::: Materials provided :::
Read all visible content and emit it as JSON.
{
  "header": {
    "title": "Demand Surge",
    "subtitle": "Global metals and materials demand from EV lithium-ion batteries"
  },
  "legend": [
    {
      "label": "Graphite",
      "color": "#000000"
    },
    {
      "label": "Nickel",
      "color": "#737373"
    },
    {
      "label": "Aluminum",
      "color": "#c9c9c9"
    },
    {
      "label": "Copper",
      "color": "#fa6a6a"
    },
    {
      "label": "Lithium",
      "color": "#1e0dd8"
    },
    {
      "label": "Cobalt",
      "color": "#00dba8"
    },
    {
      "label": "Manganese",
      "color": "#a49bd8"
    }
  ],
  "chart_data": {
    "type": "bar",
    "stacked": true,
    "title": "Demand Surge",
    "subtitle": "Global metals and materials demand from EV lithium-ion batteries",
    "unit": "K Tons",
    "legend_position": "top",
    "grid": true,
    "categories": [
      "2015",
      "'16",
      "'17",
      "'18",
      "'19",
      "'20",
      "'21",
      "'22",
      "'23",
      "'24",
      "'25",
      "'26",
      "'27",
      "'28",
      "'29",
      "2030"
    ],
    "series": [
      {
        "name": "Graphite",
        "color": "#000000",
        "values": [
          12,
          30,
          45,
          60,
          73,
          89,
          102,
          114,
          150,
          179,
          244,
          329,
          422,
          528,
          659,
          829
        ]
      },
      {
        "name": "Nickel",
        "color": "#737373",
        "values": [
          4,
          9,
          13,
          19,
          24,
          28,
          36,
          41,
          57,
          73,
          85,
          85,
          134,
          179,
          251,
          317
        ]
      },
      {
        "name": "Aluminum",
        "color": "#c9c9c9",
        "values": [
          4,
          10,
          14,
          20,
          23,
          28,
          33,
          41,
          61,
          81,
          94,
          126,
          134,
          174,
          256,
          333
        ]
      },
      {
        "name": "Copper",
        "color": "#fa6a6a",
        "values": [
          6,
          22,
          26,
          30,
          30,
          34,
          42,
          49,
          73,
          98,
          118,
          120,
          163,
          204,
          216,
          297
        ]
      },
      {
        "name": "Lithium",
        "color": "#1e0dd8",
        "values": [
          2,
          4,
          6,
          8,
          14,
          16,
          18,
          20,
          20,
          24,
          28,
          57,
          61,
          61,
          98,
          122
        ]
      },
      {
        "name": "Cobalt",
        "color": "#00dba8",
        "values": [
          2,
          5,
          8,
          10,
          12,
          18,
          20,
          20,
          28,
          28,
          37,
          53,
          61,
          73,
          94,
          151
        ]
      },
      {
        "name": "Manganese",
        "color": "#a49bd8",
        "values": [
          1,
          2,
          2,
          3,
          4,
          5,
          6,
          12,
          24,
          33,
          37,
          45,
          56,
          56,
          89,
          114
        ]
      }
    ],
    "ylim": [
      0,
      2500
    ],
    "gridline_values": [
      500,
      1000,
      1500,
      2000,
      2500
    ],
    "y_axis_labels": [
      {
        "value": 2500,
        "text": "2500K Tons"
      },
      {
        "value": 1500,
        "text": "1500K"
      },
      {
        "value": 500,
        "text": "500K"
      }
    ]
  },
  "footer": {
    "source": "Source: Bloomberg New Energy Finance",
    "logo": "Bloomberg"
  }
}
:::
Each entry above is to be set down again in exactly the same words.

§ **Expected output**
Read all visible content and emit it as JSON.
{
  "header": {
    "title": "Demand Surge",
    "subtitle": "Global metals and materials demand from EV lithium-ion batteries"
  },
  "legend": [
    {
      "label": "Graphite",
      "color": "#000000"
    },
    {
      "label": "Nickel",
      "color": "#737373"
    },
    {
      "label": "Aluminum",
      "color": "#c9c9c9"
    },
    {
      "label": "Copper",
      "color": "#fa6a6a"
    },
    {
      "label": "Lithium",
      "color": "#1e0dd8"
    },
    {
      "label": "Cobalt",
      "color": "#00dba8"
    },
    {
      "label": "Manganese",
      "color": "#a49bd8"
    }
  ],
  "chart_data": {
    "type": "bar",
    "stacked": true,
    "title": "Demand Surge",
    "subtitle": "Global metals and materials demand from EV lithium-ion batteries",
    "unit": "K Tons",
    "legend_position": "top",
    "grid": true,
    "categories": [
      "2015",
      "'16",
      "'17",
      "'18",
      "'19",
      "'20",
      "'21",
      "'22",
      "'23",
      "'24",
      "'25",
      "'26",
      "'27",
      "'28",
      "'29",
      "2030"
    ],
    "series": [
      {
        "name": "Graphite",
        "color": "#000000",
        "values": [
          12,
          30,
          45,
          60,
          73,
          89,
          102,
          114,
          150,
          179,
          244,
          329,
          422,
          528,
          659,
          829
        ]
      },
      {
        "name": "Nickel",
        "color": "#737373",
        "values": [
          4,
          9,
          13,
          19,
          24,
          28,
          36,
          41,
          57,
          73,
          85,
          85,
          134,
          179,
          251,
          317
        ]
      },
      {
        "name": "Aluminum",
        "color": "#c9c9c9",
        "values": [
          4,
          10,
          14,
          20,
          23,
          28,
          33,
          41,
          61,
          81,
          94,
          126,
          134,
          174,
          256,
          333
        ]
      },
      {
        "name": "Copper",
        "color": "#fa6a6a",
        "values": [
          6,
          22,
          26,
          30,
          30,
          34,
          42,
          49,
          73,
          98,
          118,
          120,
          163,
          204,
          216,
          297
        ]
      },
      {
        "name": "Lithium",
        "color": "#1e0dd8",
        "values": [
          2,
          4,
          6,
          8,
          14,
          16,
          18,
          20,
          20,
          24,
          28,
          57,
          61,
          61,
          98,
          122
        ]
      },
      {
        "name": "Cobalt",
        "color": "#00dba8",
        "values": [
          2,
          5,
          8,
          10,
          12,
          18,
          20,
          20,
          28,
          28,
          37,
          53,
          61,
          73,
          94,
          151
        ]
      },
      {
        "name": "Manganese",
        "color": "#a49bd8",
        "values": [
          1,
          2,
          2,
          3,
          4,
          5,
          6,
          12,
          24,
          33,
          37,
          45,
          56,
          56,
          89,
          114
        ]
      }
    ],
    "ylim": [
      0,
      2500
    ],
    "gridline_values": [
      500,
      1000,
      1500,
      2000,
      2500
    ],
    "y_axis_labels": [
      {
        "value": 2500,
        "text": "2500K Tons"
      },
      {
        "value": 1500,
        "text": "1500K"
      },
      {
        "value": 500,
        "text": "500K"
      }
    ]
  },
  "footer": {
    "source": "Source: Bloomberg New Energy Finance",
    "logo": "Bloomberg"
  }
}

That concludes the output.